DATA SHOWN =>
********

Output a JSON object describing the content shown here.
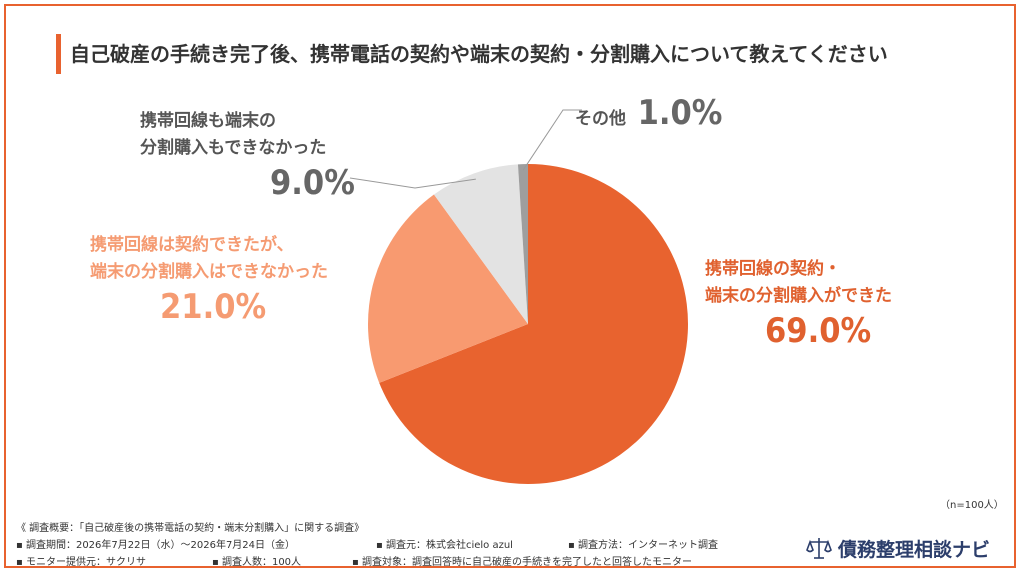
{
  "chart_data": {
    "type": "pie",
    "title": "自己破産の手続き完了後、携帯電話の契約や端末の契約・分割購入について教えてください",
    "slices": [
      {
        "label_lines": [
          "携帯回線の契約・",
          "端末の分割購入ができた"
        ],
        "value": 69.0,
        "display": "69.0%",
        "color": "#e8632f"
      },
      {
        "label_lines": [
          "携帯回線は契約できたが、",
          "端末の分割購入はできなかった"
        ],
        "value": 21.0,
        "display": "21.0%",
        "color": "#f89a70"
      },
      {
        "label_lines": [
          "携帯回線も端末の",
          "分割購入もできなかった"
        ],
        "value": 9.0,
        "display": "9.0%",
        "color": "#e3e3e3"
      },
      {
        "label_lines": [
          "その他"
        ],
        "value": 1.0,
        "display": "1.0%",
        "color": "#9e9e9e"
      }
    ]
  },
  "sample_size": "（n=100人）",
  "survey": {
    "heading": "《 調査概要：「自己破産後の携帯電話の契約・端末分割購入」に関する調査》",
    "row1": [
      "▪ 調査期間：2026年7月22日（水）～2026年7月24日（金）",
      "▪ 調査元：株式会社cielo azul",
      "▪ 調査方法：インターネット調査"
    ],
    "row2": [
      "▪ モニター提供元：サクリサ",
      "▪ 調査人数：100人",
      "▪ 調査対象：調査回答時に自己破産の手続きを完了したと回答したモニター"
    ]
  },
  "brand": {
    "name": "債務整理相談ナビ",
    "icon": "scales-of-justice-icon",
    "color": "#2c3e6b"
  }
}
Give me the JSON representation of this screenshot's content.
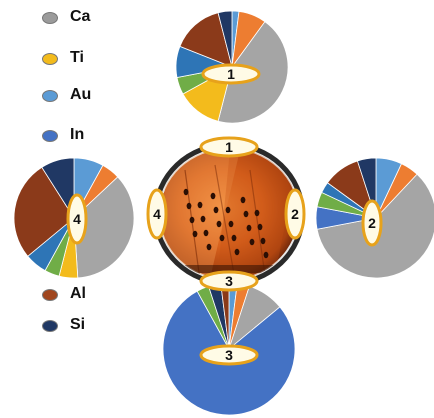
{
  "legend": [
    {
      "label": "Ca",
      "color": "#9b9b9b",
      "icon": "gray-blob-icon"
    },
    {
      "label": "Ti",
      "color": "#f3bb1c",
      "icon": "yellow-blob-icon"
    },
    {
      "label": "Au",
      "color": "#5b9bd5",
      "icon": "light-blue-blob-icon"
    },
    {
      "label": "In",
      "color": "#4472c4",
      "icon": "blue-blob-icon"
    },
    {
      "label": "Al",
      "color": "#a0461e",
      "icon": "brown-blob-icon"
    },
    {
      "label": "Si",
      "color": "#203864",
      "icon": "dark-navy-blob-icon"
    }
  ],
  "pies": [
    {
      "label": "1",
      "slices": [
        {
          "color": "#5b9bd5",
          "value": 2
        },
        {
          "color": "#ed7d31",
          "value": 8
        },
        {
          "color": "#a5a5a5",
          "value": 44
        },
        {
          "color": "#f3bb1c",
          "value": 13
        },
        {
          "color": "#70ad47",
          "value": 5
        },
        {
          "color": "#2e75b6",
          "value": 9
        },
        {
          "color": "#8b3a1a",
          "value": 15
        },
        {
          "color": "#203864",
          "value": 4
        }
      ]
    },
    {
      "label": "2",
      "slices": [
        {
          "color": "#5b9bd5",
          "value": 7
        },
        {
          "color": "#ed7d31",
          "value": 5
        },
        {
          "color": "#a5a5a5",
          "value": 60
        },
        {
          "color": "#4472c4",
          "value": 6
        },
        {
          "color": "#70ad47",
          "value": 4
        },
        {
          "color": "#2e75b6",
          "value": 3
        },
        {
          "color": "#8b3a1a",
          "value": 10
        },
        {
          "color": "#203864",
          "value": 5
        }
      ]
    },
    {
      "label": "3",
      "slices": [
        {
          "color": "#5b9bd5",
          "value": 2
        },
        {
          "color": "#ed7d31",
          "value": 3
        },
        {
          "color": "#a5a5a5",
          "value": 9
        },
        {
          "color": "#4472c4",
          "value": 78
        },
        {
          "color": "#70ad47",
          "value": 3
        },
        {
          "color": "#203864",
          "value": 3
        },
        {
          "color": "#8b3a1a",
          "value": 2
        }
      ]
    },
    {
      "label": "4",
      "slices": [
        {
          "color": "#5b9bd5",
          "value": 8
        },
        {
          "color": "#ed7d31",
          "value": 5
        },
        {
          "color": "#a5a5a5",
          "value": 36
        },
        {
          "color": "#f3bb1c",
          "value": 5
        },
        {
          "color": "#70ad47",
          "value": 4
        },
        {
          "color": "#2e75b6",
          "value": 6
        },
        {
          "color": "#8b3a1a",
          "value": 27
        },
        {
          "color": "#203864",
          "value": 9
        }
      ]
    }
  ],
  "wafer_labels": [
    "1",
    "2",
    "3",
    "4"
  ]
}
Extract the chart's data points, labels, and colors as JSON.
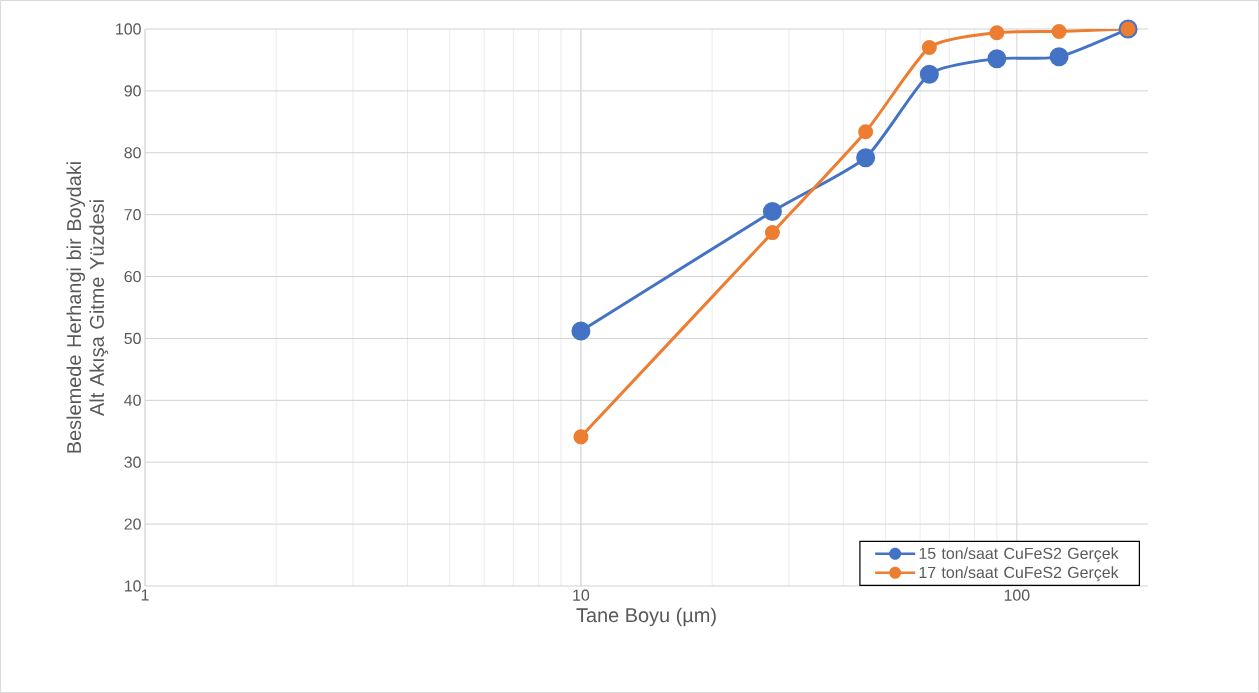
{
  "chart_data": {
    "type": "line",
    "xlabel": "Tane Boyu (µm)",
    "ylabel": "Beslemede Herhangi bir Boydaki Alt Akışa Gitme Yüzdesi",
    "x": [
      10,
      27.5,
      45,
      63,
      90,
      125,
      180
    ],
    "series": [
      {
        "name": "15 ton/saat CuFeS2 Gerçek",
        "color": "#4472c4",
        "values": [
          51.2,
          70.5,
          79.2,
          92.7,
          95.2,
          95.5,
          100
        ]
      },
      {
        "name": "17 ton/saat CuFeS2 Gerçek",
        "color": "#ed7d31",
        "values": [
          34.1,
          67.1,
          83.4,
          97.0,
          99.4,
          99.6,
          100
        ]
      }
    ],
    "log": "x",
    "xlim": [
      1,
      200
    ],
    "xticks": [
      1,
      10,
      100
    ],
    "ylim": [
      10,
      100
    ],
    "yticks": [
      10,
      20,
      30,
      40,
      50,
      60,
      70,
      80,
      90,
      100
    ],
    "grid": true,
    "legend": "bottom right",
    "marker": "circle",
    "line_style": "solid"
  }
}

********

TASK TO CARRY OUT => Give the entries again without a single change, but with no pictures.

WRITTEN RESPONSE =>
Output a JSON object describing the content shown here.
{
  "chart_data": {
    "type": "pie",
    "title": "自己破産の手続き完了後、携帯電話の契約や端末の契約・分割購入について教えてください",
    "slices": [
      {
        "label_lines": [
          "携帯回線の契約・",
          "端末の分割購入ができた"
        ],
        "value": 69.0,
        "display": "69.0%",
        "color": "#e8632f"
      },
      {
        "label_lines": [
          "携帯回線は契約できたが、",
          "端末の分割購入はできなかった"
        ],
        "value": 21.0,
        "display": "21.0%",
        "color": "#f89a70"
      },
      {
        "label_lines": [
          "携帯回線も端末の",
          "分割購入もできなかった"
        ],
        "value": 9.0,
        "display": "9.0%",
        "color": "#e3e3e3"
      },
      {
        "label_lines": [
          "その他"
        ],
        "value": 1.0,
        "display": "1.0%",
        "color": "#9e9e9e"
      }
    ]
  },
  "sample_size": "（n=100人）",
  "survey": {
    "heading": "《 調査概要：「自己破産後の携帯電話の契約・端末分割購入」に関する調査》",
    "row1": [
      "▪ 調査期間：2026年7月22日（水）～2026年7月24日（金）",
      "▪ 調査元：株式会社cielo azul",
      "▪ 調査方法：インターネット調査"
    ],
    "row2": [
      "▪ モニター提供元：サクリサ",
      "▪ 調査人数：100人",
      "▪ 調査対象：調査回答時に自己破産の手続きを完了したと回答したモニター"
    ]
  },
  "brand": {
    "name": "債務整理相談ナビ",
    "icon": "scales-of-justice-icon",
    "color": "#2c3e6b"
  }
}
Give me the JSON representation of this screenshot's content.
{
  "legend": [
    {
      "label": "Ca",
      "color": "#9b9b9b",
      "icon": "gray-blob-icon"
    },
    {
      "label": "Ti",
      "color": "#f3bb1c",
      "icon": "yellow-blob-icon"
    },
    {
      "label": "Au",
      "color": "#5b9bd5",
      "icon": "light-blue-blob-icon"
    },
    {
      "label": "In",
      "color": "#4472c4",
      "icon": "blue-blob-icon"
    },
    {
      "label": "Al",
      "color": "#a0461e",
      "icon": "brown-blob-icon"
    },
    {
      "label": "Si",
      "color": "#203864",
      "icon": "dark-navy-blob-icon"
    }
  ],
  "pies": [
    {
      "label": "1",
      "slices": [
        {
          "color": "#5b9bd5",
          "value": 2
        },
        {
          "color": "#ed7d31",
          "value": 8
        },
        {
          "color": "#a5a5a5",
          "value": 44
        },
        {
          "color": "#f3bb1c",
          "value": 13
        },
        {
          "color": "#70ad47",
          "value": 5
        },
        {
          "color": "#2e75b6",
          "value": 9
        },
        {
          "color": "#8b3a1a",
          "value": 15
        },
        {
          "color": "#203864",
          "value": 4
        }
      ]
    },
    {
      "label": "2",
      "slices": [
        {
          "color": "#5b9bd5",
          "value": 7
        },
        {
          "color": "#ed7d31",
          "value": 5
        },
        {
          "color": "#a5a5a5",
          "value": 60
        },
        {
          "color": "#4472c4",
          "value": 6
        },
        {
          "color": "#70ad47",
          "value": 4
        },
        {
          "color": "#2e75b6",
          "value": 3
        },
        {
          "color": "#8b3a1a",
          "value": 10
        },
        {
          "color": "#203864",
          "value": 5
        }
      ]
    },
    {
      "label": "3",
      "slices": [
        {
          "color": "#5b9bd5",
          "value": 2
        },
        {
          "color": "#ed7d31",
          "value": 3
        },
        {
          "color": "#a5a5a5",
          "value": 9
        },
        {
          "color": "#4472c4",
          "value": 78
        },
        {
          "color": "#70ad47",
          "value": 3
        },
        {
          "color": "#203864",
          "value": 3
        },
        {
          "color": "#8b3a1a",
          "value": 2
        }
      ]
    },
    {
      "label": "4",
      "slices": [
        {
          "color": "#5b9bd5",
          "value": 8
        },
        {
          "color": "#ed7d31",
          "value": 5
        },
        {
          "color": "#a5a5a5",
          "value": 36
        },
        {
          "color": "#f3bb1c",
          "value": 5
        },
        {
          "color": "#70ad47",
          "value": 4
        },
        {
          "color": "#2e75b6",
          "value": 6
        },
        {
          "color": "#8b3a1a",
          "value": 27
        },
        {
          "color": "#203864",
          "value": 9
        }
      ]
    }
  ],
  "wafer_labels": [
    "1",
    "2",
    "3",
    "4"
  ]
}
Extract the chart's data points, labels, and colors as JSON.
{
  "chart_data": {
    "type": "line",
    "xlabel": "Tane Boyu (µm)",
    "ylabel": "Beslemede Herhangi bir Boydaki Alt Akışa Gitme Yüzdesi",
    "x": [
      10,
      27.5,
      45,
      63,
      90,
      125,
      180
    ],
    "series": [
      {
        "name": "15 ton/saat CuFeS2 Gerçek",
        "color": "#4472c4",
        "values": [
          51.2,
          70.5,
          79.2,
          92.7,
          95.2,
          95.5,
          100
        ]
      },
      {
        "name": "17 ton/saat CuFeS2 Gerçek",
        "color": "#ed7d31",
        "values": [
          34.1,
          67.1,
          83.4,
          97.0,
          99.4,
          99.6,
          100
        ]
      }
    ],
    "log": "x",
    "xlim": [
      1,
      200
    ],
    "xticks": [
      1,
      10,
      100
    ],
    "ylim": [
      10,
      100
    ],
    "yticks": [
      10,
      20,
      30,
      40,
      50,
      60,
      70,
      80,
      90,
      100
    ],
    "grid": true,
    "legend": "bottom right",
    "marker": "circle",
    "line_style": "solid"
  }
}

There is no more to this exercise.